* TO DO:
Where a picture appears, leave it out, and print the rest of the records as they are.

* RECORDS FOR THE EXERCISE:

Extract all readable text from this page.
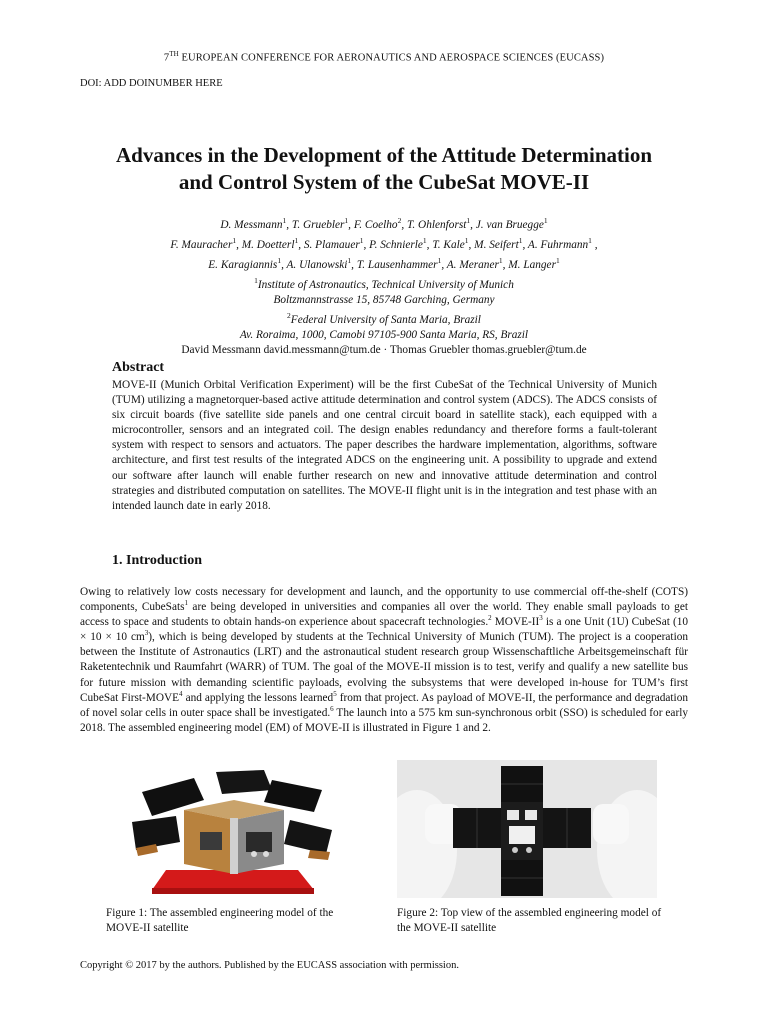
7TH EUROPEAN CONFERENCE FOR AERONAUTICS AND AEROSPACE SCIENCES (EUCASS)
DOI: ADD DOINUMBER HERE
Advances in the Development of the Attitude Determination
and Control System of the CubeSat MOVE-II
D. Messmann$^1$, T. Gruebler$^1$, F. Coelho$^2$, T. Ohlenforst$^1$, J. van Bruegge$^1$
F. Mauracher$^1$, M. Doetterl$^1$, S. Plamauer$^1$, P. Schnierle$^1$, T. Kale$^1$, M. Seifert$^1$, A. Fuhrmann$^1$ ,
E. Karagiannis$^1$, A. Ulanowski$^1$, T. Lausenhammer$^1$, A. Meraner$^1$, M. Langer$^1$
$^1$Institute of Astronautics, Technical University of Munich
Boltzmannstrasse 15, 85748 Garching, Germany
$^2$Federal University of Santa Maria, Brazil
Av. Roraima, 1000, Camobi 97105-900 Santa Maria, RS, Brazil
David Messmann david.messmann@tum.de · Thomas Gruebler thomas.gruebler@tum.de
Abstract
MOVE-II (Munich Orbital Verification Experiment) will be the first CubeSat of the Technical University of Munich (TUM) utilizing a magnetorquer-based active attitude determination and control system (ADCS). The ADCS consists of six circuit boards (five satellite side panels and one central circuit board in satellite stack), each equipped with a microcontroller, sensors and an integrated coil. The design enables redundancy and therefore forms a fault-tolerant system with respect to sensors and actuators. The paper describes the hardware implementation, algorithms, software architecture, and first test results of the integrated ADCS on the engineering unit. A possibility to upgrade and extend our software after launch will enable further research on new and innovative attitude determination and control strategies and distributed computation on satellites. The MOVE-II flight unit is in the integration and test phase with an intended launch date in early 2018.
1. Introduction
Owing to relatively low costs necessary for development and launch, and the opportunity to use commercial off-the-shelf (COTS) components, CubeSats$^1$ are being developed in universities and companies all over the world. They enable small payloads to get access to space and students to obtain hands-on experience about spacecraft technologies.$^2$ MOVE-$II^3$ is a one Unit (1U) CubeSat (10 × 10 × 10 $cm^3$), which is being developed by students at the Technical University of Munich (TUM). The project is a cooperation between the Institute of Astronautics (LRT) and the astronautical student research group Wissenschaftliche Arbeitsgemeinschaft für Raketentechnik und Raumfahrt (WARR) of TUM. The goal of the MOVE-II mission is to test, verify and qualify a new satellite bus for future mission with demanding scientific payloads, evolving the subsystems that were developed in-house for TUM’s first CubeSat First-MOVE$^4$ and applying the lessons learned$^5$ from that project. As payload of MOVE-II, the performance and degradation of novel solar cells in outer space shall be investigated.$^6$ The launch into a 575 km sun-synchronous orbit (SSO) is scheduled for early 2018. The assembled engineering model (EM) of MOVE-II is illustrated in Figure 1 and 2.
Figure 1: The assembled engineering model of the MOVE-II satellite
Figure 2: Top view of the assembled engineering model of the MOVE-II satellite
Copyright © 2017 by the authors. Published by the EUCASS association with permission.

* RESULT OF THE EXERCISE:
Extract all readable text from this page.
7TH EUROPEAN CONFERENCE FOR AERONAUTICS AND AEROSPACE SCIENCES (EUCASS)
DOI: ADD DOINUMBER HERE
Advances in the Development of the Attitude Determination
and Control System of the CubeSat MOVE-II
D. Messmann$^1$, T. Gruebler$^1$, F. Coelho$^2$, T. Ohlenforst$^1$, J. van Bruegge$^1$
F. Mauracher$^1$, M. Doetterl$^1$, S. Plamauer$^1$, P. Schnierle$^1$, T. Kale$^1$, M. Seifert$^1$, A. Fuhrmann$^1$ ,
E. Karagiannis$^1$, A. Ulanowski$^1$, T. Lausenhammer$^1$, A. Meraner$^1$, M. Langer$^1$
$^1$Institute of Astronautics, Technical University of Munich
Boltzmannstrasse 15, 85748 Garching, Germany
$^2$Federal University of Santa Maria, Brazil
Av. Roraima, 1000, Camobi 97105-900 Santa Maria, RS, Brazil
David Messmann david.messmann@tum.de · Thomas Gruebler thomas.gruebler@tum.de
Abstract
MOVE-II (Munich Orbital Verification Experiment) will be the first CubeSat of the Technical University of Munich (TUM) utilizing a magnetorquer-based active attitude determination and control system (ADCS). The ADCS consists of six circuit boards (five satellite side panels and one central circuit board in satellite stack), each equipped with a microcontroller, sensors and an integrated coil. The design enables redundancy and therefore forms a fault-tolerant system with respect to sensors and actuators. The paper describes the hardware implementation, algorithms, software architecture, and first test results of the integrated ADCS on the engineering unit. A possibility to upgrade and extend our software after launch will enable further research on new and innovative attitude determination and control strategies and distributed computation on satellites. The MOVE-II flight unit is in the integration and test phase with an intended launch date in early 2018.
1. Introduction
Owing to relatively low costs necessary for development and launch, and the opportunity to use commercial off-the-shelf (COTS) components, CubeSats$^1$ are being developed in universities and companies all over the world. They enable small payloads to get access to space and students to obtain hands-on experience about spacecraft technologies.$^2$ MOVE-$II^3$ is a one Unit (1U) CubeSat (10 × 10 × 10 $cm^3$), which is being developed by students at the Technical University of Munich (TUM). The project is a cooperation between the Institute of Astronautics (LRT) and the astronautical student research group Wissenschaftliche Arbeitsgemeinschaft für Raketentechnik und Raumfahrt (WARR) of TUM. The goal of the MOVE-II mission is to test, verify and qualify a new satellite bus for future mission with demanding scientific payloads, evolving the subsystems that were developed in-house for TUM’s first CubeSat First-MOVE$^4$ and applying the lessons learned$^5$ from that project. As payload of MOVE-II, the performance and degradation of novel solar cells in outer space shall be investigated.$^6$ The launch into a 575 km sun-synchronous orbit (SSO) is scheduled for early 2018. The assembled engineering model (EM) of MOVE-II is illustrated in Figure 1 and 2.
Figure 1: The assembled engineering model of the MOVE-II satellite
Figure 2: Top view of the assembled engineering model of the MOVE-II satellite
Copyright © 2017 by the authors. Published by the EUCASS association with permission.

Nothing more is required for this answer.